§ Exercise brief: Print every entry word for word, but omit the pictures.

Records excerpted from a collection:
* Start *
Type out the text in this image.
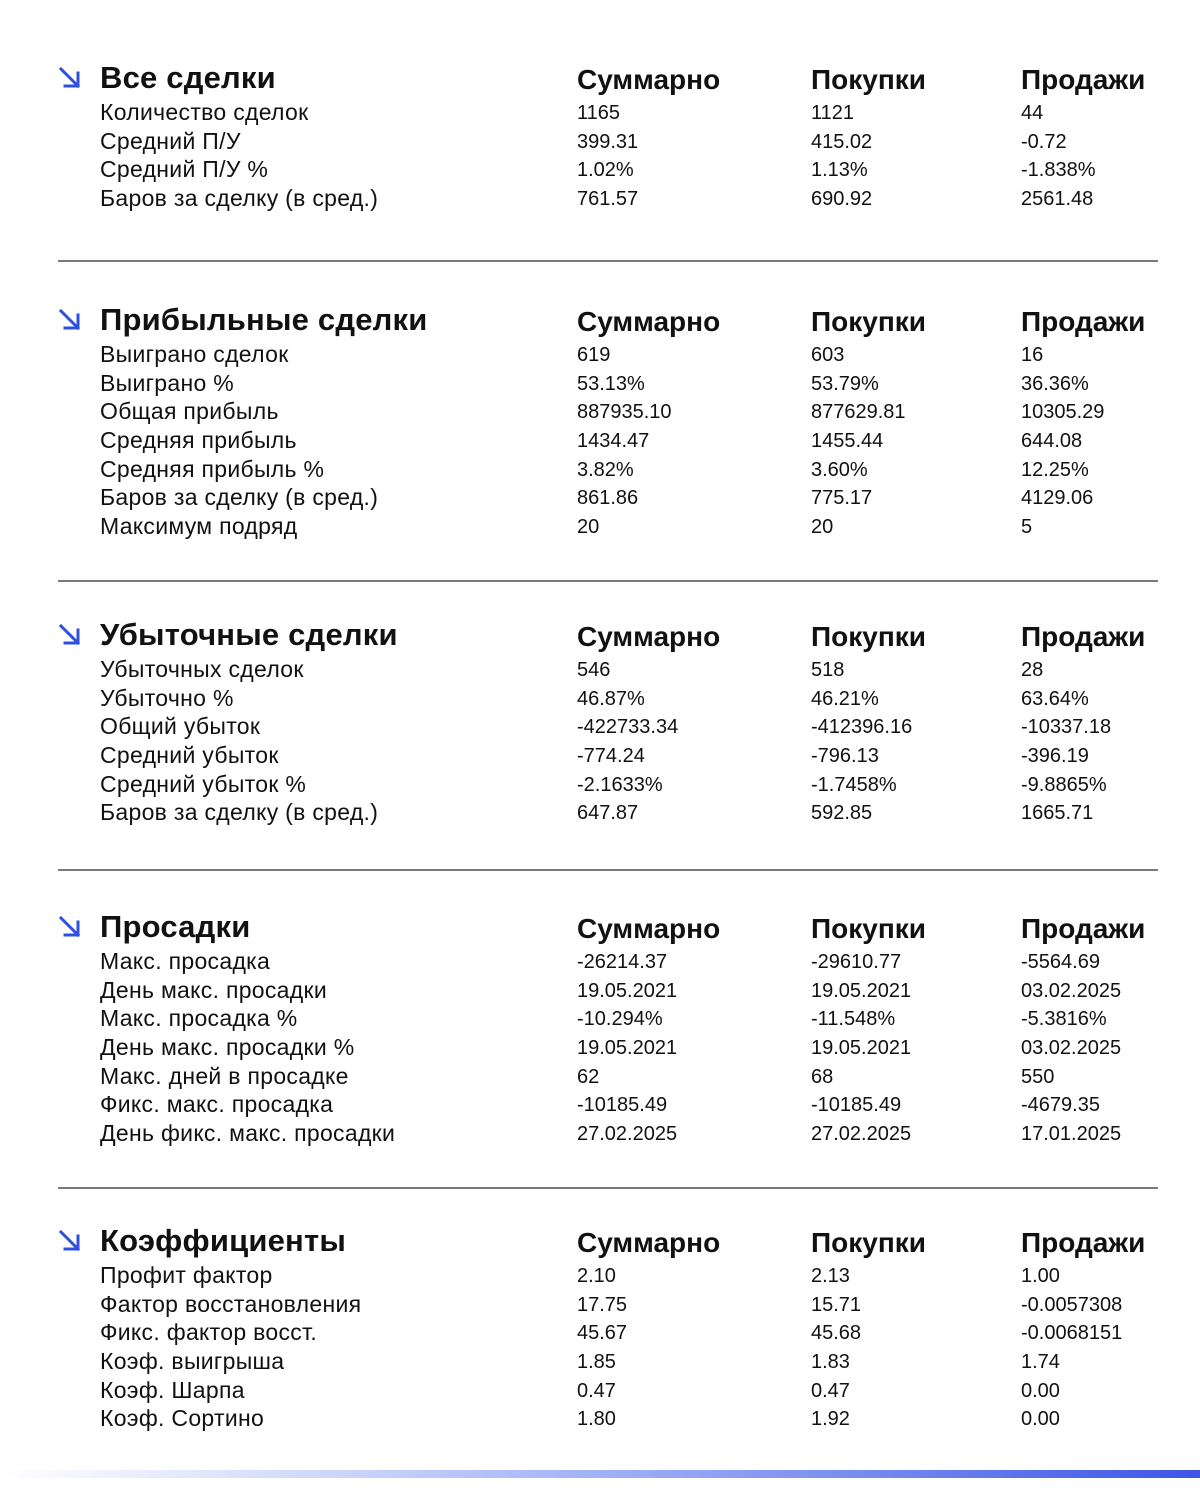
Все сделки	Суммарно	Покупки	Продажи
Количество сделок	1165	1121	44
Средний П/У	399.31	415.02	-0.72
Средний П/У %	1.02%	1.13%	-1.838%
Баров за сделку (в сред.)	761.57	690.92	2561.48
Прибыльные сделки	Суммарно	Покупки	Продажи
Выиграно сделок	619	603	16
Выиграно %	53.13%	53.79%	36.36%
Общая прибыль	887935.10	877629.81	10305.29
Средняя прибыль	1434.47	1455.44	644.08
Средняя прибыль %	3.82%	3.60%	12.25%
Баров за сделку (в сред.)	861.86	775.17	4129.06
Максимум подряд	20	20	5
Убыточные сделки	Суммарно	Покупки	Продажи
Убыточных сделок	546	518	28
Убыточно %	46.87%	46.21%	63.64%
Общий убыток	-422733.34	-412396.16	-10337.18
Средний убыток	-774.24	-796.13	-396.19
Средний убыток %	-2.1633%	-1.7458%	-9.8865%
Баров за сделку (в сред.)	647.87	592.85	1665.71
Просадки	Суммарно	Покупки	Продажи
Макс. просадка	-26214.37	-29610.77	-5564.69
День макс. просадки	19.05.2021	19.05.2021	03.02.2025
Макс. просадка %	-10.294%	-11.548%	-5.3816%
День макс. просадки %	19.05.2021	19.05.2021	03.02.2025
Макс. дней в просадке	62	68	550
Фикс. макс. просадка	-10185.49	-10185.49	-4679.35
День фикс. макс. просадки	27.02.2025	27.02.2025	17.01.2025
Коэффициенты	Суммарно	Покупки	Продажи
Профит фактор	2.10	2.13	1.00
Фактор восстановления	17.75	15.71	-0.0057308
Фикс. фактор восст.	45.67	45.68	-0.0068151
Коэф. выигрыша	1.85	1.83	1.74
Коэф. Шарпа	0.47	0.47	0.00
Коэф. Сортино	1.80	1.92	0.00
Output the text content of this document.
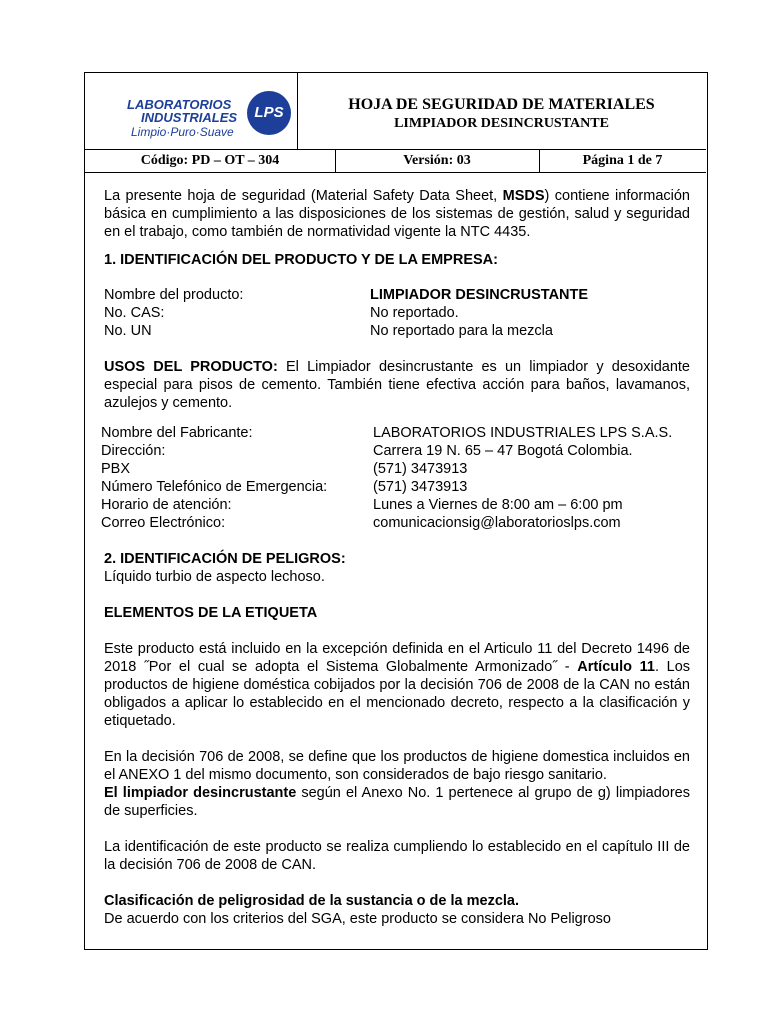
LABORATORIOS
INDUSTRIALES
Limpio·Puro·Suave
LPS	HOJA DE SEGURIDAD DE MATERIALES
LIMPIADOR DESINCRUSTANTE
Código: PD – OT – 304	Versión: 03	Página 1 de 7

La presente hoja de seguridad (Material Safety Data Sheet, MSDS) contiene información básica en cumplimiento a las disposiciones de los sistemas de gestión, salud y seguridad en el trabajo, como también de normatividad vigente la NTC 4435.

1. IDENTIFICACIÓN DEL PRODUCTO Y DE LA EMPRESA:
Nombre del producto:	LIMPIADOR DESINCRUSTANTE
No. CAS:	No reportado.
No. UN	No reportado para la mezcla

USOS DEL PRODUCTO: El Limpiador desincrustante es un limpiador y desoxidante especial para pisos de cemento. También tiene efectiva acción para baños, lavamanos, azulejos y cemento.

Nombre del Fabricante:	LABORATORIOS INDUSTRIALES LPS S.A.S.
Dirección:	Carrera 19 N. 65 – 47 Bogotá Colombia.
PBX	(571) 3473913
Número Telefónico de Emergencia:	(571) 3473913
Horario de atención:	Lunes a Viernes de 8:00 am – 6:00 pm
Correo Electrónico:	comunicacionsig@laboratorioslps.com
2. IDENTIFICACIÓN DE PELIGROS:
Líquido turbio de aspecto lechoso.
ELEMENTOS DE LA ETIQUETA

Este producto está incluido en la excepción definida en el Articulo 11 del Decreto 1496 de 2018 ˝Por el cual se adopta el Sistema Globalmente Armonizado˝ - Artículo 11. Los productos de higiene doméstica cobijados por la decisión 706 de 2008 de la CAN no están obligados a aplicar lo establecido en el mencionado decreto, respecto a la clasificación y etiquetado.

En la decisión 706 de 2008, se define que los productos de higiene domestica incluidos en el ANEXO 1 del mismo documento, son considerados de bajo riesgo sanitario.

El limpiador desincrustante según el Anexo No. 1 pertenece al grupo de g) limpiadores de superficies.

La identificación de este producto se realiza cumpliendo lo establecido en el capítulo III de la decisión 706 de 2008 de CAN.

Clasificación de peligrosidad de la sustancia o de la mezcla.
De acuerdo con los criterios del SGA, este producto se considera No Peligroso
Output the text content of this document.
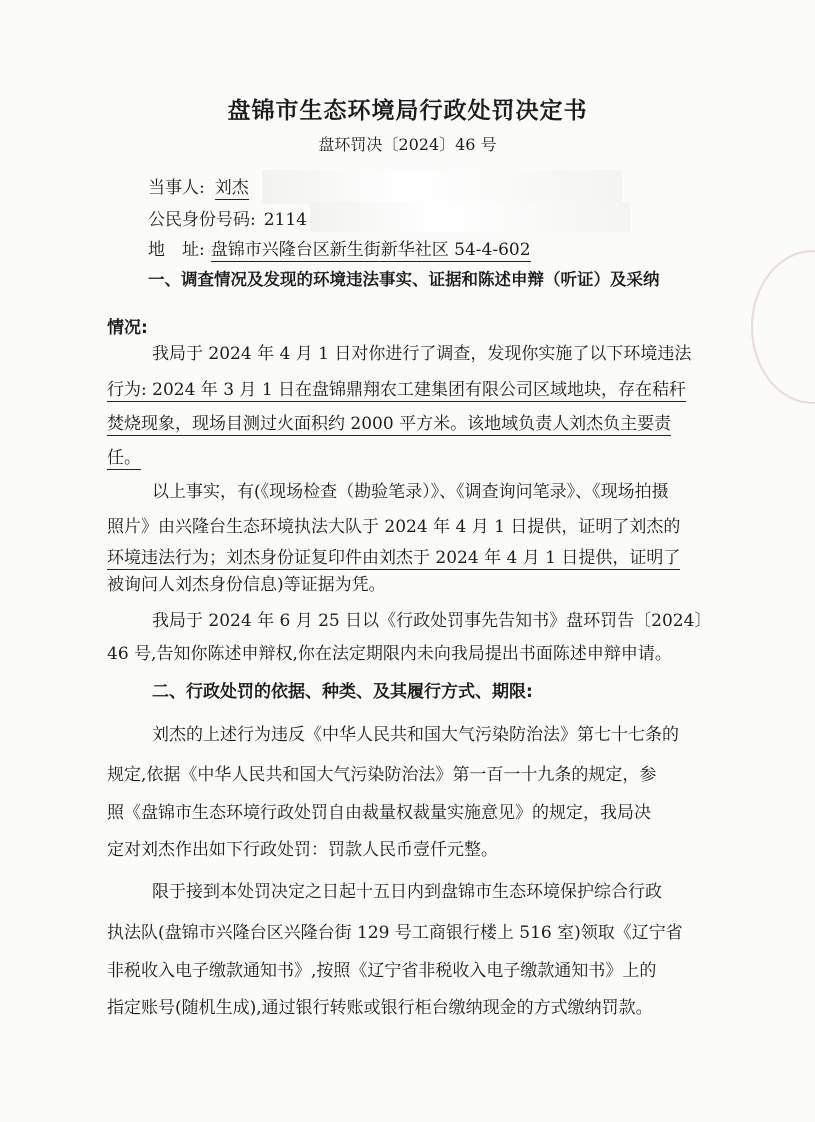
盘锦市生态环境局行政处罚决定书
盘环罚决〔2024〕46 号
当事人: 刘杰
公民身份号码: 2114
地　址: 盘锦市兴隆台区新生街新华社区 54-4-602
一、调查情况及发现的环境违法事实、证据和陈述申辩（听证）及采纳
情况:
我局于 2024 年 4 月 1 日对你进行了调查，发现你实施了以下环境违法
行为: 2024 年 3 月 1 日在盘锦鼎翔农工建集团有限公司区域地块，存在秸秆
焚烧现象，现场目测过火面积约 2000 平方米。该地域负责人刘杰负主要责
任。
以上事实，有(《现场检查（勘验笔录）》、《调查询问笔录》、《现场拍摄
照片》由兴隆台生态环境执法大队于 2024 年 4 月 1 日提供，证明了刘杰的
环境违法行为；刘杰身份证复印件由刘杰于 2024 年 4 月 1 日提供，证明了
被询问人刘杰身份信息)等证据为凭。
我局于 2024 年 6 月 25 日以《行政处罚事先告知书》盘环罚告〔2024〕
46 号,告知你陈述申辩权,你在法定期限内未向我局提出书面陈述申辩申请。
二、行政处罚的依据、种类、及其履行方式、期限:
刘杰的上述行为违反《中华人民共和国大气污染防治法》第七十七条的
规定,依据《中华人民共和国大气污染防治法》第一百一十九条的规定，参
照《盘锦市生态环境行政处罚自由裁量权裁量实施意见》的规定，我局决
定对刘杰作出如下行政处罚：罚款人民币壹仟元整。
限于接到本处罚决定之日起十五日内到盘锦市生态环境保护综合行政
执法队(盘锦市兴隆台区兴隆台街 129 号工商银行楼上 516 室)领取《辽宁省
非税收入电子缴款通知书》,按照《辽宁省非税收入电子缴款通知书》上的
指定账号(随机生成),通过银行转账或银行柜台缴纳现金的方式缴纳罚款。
* End *
§ Solution to the exercise:
Type out the text in this image.
Все сделки	Суммарно	Покупки	Продажи
Количество сделок	1165	1121	44
Средний П/У	399.31	415.02	-0.72
Средний П/У %	1.02%	1.13%	-1.838%
Баров за сделку (в сред.)	761.57	690.92	2561.48
Прибыльные сделки	Суммарно	Покупки	Продажи
Выиграно сделок	619	603	16
Выиграно %	53.13%	53.79%	36.36%
Общая прибыль	887935.10	877629.81	10305.29
Средняя прибыль	1434.47	1455.44	644.08
Средняя прибыль %	3.82%	3.60%	12.25%
Баров за сделку (в сред.)	861.86	775.17	4129.06
Максимум подряд	20	20	5
Убыточные сделки	Суммарно	Покупки	Продажи
Убыточных сделок	546	518	28
Убыточно %	46.87%	46.21%	63.64%
Общий убыток	-422733.34	-412396.16	-10337.18
Средний убыток	-774.24	-796.13	-396.19
Средний убыток %	-2.1633%	-1.7458%	-9.8865%
Баров за сделку (в сред.)	647.87	592.85	1665.71
Просадки	Суммарно	Покупки	Продажи
Макс. просадка	-26214.37	-29610.77	-5564.69
День макс. просадки	19.05.2021	19.05.2021	03.02.2025
Макс. просадка %	-10.294%	-11.548%	-5.3816%
День макс. просадки %	19.05.2021	19.05.2021	03.02.2025
Макс. дней в просадке	62	68	550
Фикс. макс. просадка	-10185.49	-10185.49	-4679.35
День фикс. макс. просадки	27.02.2025	27.02.2025	17.01.2025
Коэффициенты	Суммарно	Покупки	Продажи
Профит фактор	2.10	2.13	1.00
Фактор восстановления	17.75	15.71	-0.0057308
Фикс. фактор восст.	45.67	45.68	-0.0068151
Коэф. выигрыша	1.85	1.83	1.74
Коэф. Шарпа	0.47	0.47	0.00
Коэф. Сортино	1.80	1.92	0.00
Output the text content of this document.
LABORATORIOS
INDUSTRIALES
Limpio·Puro·Suave
LPS	HOJA DE SEGURIDAD DE MATERIALES
LIMPIADOR DESINCRUSTANTE
Código: PD – OT – 304	Versión: 03	Página 1 de 7

La presente hoja de seguridad (Material Safety Data Sheet, MSDS) contiene información básica en cumplimiento a las disposiciones de los sistemas de gestión, salud y seguridad en el trabajo, como también de normatividad vigente la NTC 4435.

1. IDENTIFICACIÓN DEL PRODUCTO Y DE LA EMPRESA:
Nombre del producto:	LIMPIADOR DESINCRUSTANTE
No. CAS:	No reportado.
No. UN	No reportado para la mezcla

USOS DEL PRODUCTO: El Limpiador desincrustante es un limpiador y desoxidante especial para pisos de cemento. También tiene efectiva acción para baños, lavamanos, azulejos y cemento.

Nombre del Fabricante:	LABORATORIOS INDUSTRIALES LPS S.A.S.
Dirección:	Carrera 19 N. 65 – 47 Bogotá Colombia.
PBX	(571) 3473913
Número Telefónico de Emergencia:	(571) 3473913
Horario de atención:	Lunes a Viernes de 8:00 am – 6:00 pm
Correo Electrónico:	comunicacionsig@laboratorioslps.com
2. IDENTIFICACIÓN DE PELIGROS:
Líquido turbio de aspecto lechoso.
ELEMENTOS DE LA ETIQUETA

Este producto está incluido en la excepción definida en el Articulo 11 del Decreto 1496 de 2018 ˝Por el cual se adopta el Sistema Globalmente Armonizado˝ - Artículo 11. Los productos de higiene doméstica cobijados por la decisión 706 de 2008 de la CAN no están obligados a aplicar lo establecido en el mencionado decreto, respecto a la clasificación y etiquetado.

En la decisión 706 de 2008, se define que los productos de higiene domestica incluidos en el ANEXO 1 del mismo documento, son considerados de bajo riesgo sanitario.

El limpiador desincrustante según el Anexo No. 1 pertenece al grupo de g) limpiadores de superficies.

La identificación de este producto se realiza cumpliendo lo establecido en el capítulo III de la decisión 706 de 2008 de CAN.

Clasificación de peligrosidad de la sustancia o de la mezcla.
De acuerdo con los criterios del SGA, este producto se considera No Peligroso
Output the text content of this document.
盘锦市生态环境局行政处罚决定书
盘环罚决〔2024〕46 号
当事人: 刘杰
公民身份号码: 2114
地　址: 盘锦市兴隆台区新生街新华社区 54-4-602
一、调查情况及发现的环境违法事实、证据和陈述申辩（听证）及采纳
情况:
我局于 2024 年 4 月 1 日对你进行了调查，发现你实施了以下环境违法
行为: 2024 年 3 月 1 日在盘锦鼎翔农工建集团有限公司区域地块，存在秸秆
焚烧现象，现场目测过火面积约 2000 平方米。该地域负责人刘杰负主要责
任。
以上事实，有(《现场检查（勘验笔录）》、《调查询问笔录》、《现场拍摄
照片》由兴隆台生态环境执法大队于 2024 年 4 月 1 日提供，证明了刘杰的
环境违法行为；刘杰身份证复印件由刘杰于 2024 年 4 月 1 日提供，证明了
被询问人刘杰身份信息)等证据为凭。
我局于 2024 年 6 月 25 日以《行政处罚事先告知书》盘环罚告〔2024〕
46 号,告知你陈述申辩权,你在法定期限内未向我局提出书面陈述申辩申请。
二、行政处罚的依据、种类、及其履行方式、期限:
刘杰的上述行为违反《中华人民共和国大气污染防治法》第七十七条的
规定,依据《中华人民共和国大气污染防治法》第一百一十九条的规定，参
照《盘锦市生态环境行政处罚自由裁量权裁量实施意见》的规定，我局决
定对刘杰作出如下行政处罚：罚款人民币壹仟元整。
限于接到本处罚决定之日起十五日内到盘锦市生态环境保护综合行政
执法队(盘锦市兴隆台区兴隆台街 129 号工商银行楼上 516 室)领取《辽宁省
非税收入电子缴款通知书》,按照《辽宁省非税收入电子缴款通知书》上的
指定账号(随机生成),通过银行转账或银行柜台缴纳现金的方式缴纳罚款。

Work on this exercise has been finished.